Short task: Look through the lines below and state how many hold the word "Weingärtner". Write only the number.

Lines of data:
>> START

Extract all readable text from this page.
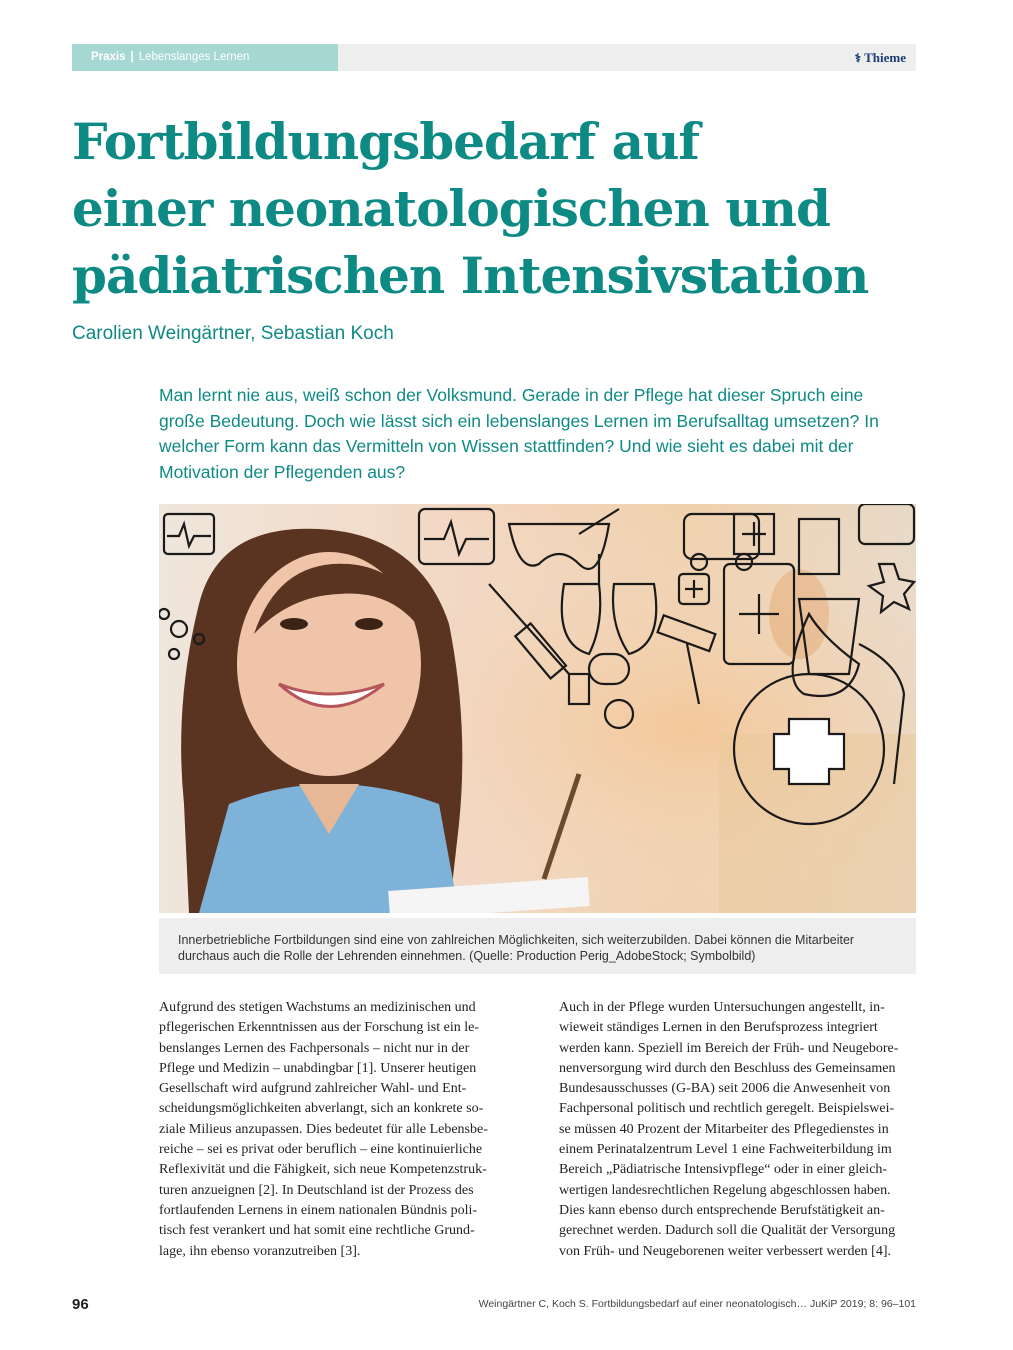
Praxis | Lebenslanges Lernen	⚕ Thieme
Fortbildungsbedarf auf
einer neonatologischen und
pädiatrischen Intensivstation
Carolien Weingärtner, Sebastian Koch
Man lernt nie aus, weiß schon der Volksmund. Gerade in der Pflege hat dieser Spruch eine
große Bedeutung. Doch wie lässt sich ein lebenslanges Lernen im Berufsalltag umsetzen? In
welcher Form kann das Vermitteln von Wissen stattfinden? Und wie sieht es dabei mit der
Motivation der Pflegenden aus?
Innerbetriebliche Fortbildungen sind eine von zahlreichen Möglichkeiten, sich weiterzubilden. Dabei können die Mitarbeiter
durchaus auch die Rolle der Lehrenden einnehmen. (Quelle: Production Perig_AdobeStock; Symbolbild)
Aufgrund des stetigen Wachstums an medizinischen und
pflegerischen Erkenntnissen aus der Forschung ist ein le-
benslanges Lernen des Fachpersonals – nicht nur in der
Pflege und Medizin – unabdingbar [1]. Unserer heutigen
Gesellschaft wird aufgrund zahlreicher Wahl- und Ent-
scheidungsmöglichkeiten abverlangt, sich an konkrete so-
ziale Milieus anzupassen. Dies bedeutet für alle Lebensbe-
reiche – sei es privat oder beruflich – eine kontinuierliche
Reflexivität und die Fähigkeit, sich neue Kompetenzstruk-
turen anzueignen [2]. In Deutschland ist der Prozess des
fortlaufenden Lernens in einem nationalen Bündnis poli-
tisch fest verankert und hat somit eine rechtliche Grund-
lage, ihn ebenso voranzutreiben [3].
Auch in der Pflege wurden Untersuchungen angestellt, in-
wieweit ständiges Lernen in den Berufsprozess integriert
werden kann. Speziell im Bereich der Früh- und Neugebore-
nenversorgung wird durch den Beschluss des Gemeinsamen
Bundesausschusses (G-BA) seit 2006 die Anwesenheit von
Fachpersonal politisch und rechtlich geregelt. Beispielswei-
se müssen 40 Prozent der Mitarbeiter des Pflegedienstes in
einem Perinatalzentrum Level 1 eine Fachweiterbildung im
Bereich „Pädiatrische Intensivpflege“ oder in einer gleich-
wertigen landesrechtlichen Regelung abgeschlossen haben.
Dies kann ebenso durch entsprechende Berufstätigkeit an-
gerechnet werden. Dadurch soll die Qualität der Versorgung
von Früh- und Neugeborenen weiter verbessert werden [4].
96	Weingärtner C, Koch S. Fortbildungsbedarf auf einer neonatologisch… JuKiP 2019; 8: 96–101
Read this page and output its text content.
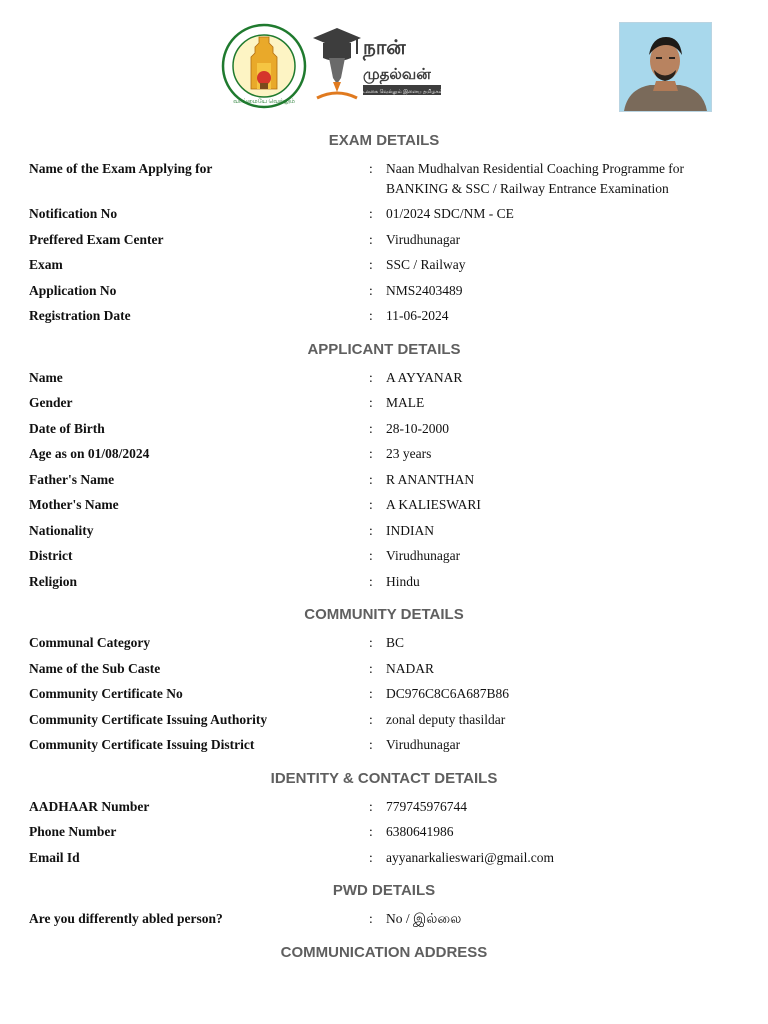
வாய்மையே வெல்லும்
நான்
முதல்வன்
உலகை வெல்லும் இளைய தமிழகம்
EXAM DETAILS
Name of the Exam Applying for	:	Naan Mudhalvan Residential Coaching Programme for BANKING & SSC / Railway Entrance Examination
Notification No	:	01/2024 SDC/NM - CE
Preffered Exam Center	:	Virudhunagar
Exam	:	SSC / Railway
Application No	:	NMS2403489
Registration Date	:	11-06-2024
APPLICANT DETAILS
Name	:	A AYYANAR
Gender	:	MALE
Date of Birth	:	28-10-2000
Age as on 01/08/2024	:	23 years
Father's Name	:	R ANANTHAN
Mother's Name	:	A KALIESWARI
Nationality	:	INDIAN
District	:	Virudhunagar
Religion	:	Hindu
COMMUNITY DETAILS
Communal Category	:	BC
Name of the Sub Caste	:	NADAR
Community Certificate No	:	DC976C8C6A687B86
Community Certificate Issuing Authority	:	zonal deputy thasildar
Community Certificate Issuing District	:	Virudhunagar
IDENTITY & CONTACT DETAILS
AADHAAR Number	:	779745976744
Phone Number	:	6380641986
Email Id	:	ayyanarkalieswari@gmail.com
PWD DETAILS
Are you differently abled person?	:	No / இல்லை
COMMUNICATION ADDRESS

>> END
>> START

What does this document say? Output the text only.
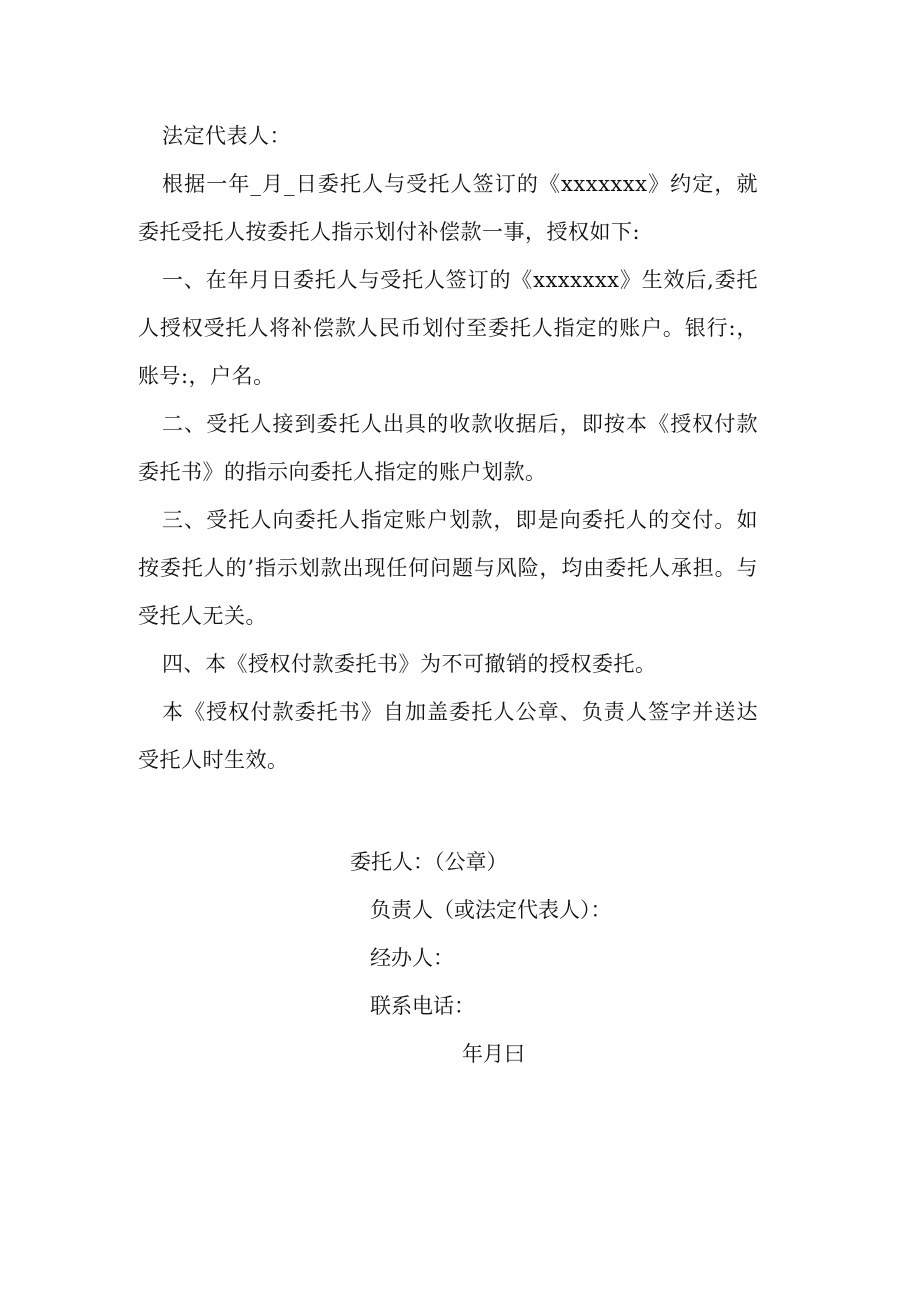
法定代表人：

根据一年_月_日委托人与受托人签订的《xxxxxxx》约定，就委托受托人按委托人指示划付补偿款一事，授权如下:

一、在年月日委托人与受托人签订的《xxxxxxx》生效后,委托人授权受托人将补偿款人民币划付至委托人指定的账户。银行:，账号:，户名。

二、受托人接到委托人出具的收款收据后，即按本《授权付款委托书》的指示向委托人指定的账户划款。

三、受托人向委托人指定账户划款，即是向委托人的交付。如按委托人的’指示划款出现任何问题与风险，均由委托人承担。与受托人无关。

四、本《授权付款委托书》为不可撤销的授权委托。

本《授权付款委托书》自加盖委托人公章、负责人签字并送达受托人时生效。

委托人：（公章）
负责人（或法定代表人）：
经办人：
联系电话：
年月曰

>> END
>> START

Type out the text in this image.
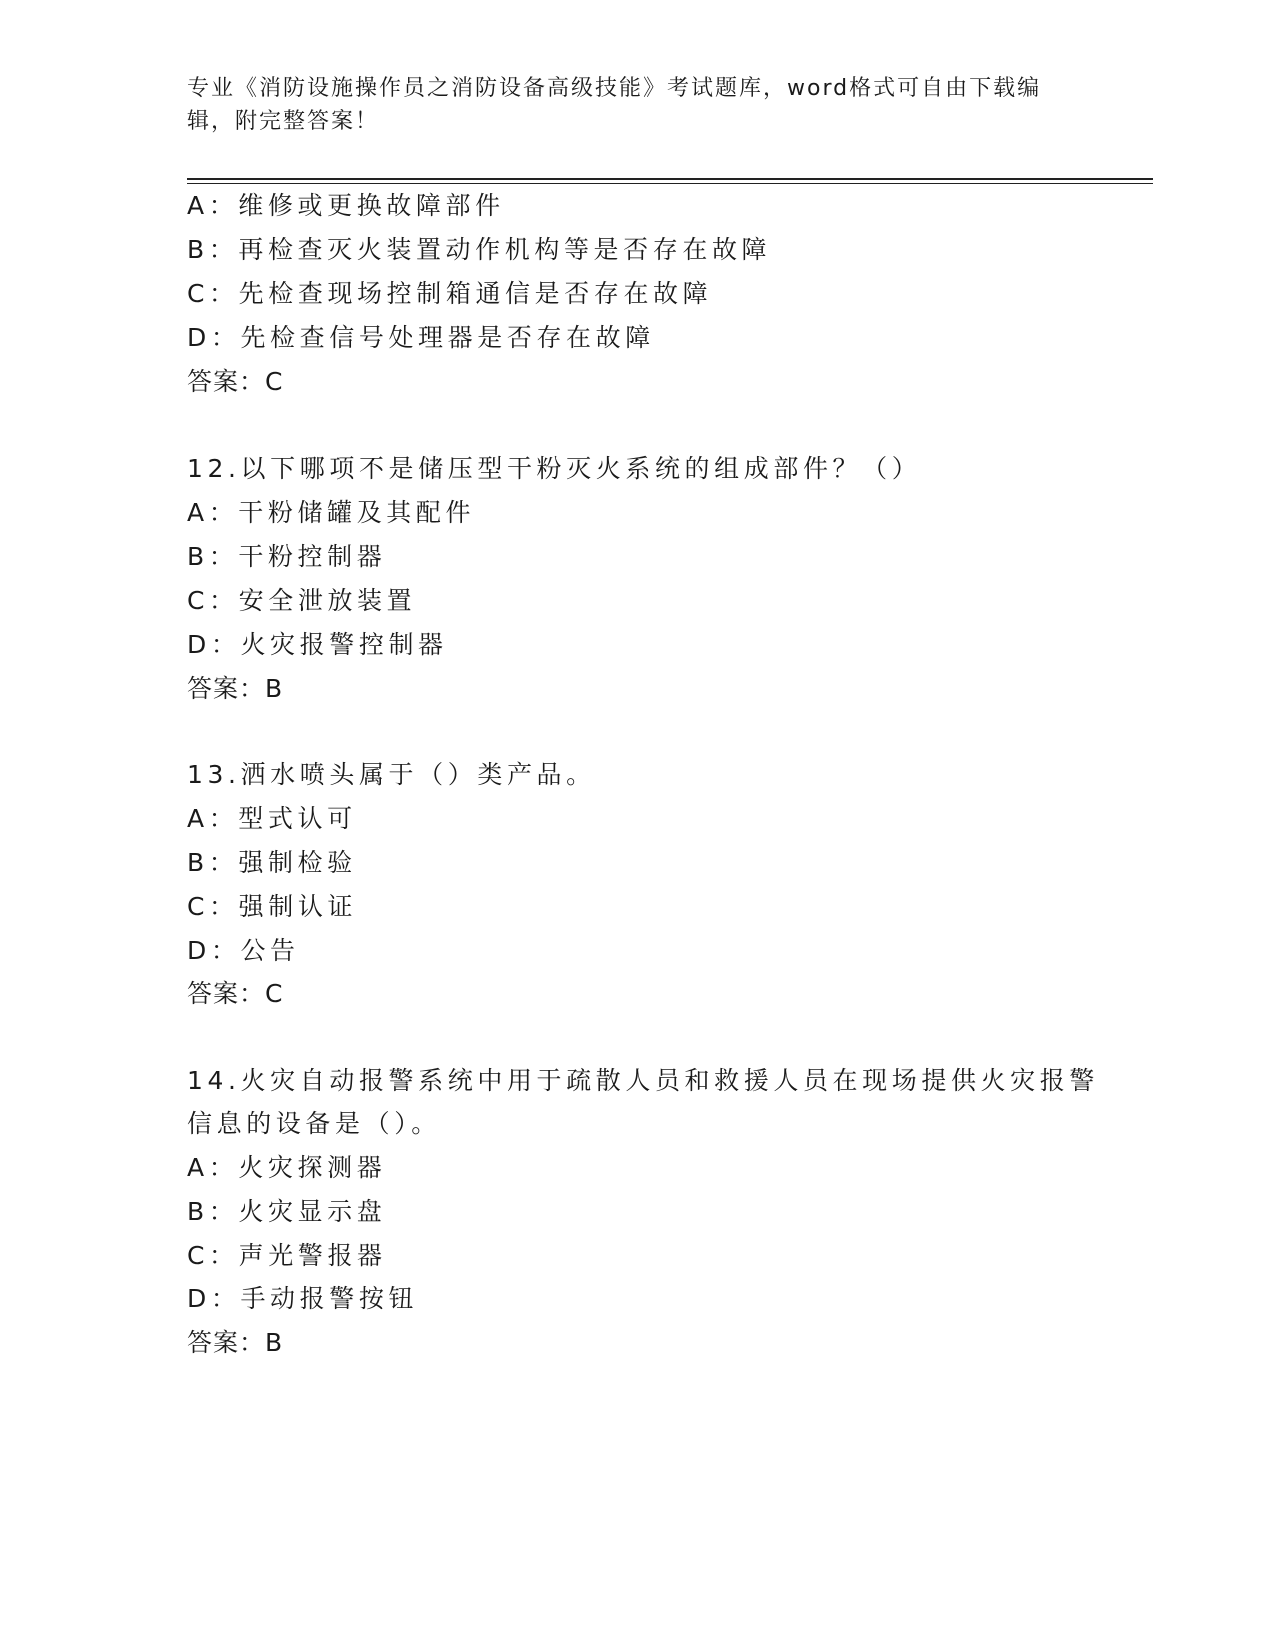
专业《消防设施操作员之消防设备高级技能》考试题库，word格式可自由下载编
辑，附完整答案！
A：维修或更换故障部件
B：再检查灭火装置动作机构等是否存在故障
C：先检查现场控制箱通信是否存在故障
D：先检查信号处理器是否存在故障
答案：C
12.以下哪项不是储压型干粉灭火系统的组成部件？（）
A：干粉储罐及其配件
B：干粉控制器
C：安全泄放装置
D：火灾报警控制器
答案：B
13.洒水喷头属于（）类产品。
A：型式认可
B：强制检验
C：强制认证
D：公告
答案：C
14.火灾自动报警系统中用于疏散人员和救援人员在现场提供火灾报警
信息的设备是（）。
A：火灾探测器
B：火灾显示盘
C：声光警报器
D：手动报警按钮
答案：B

>> END

Response to the exercise: 2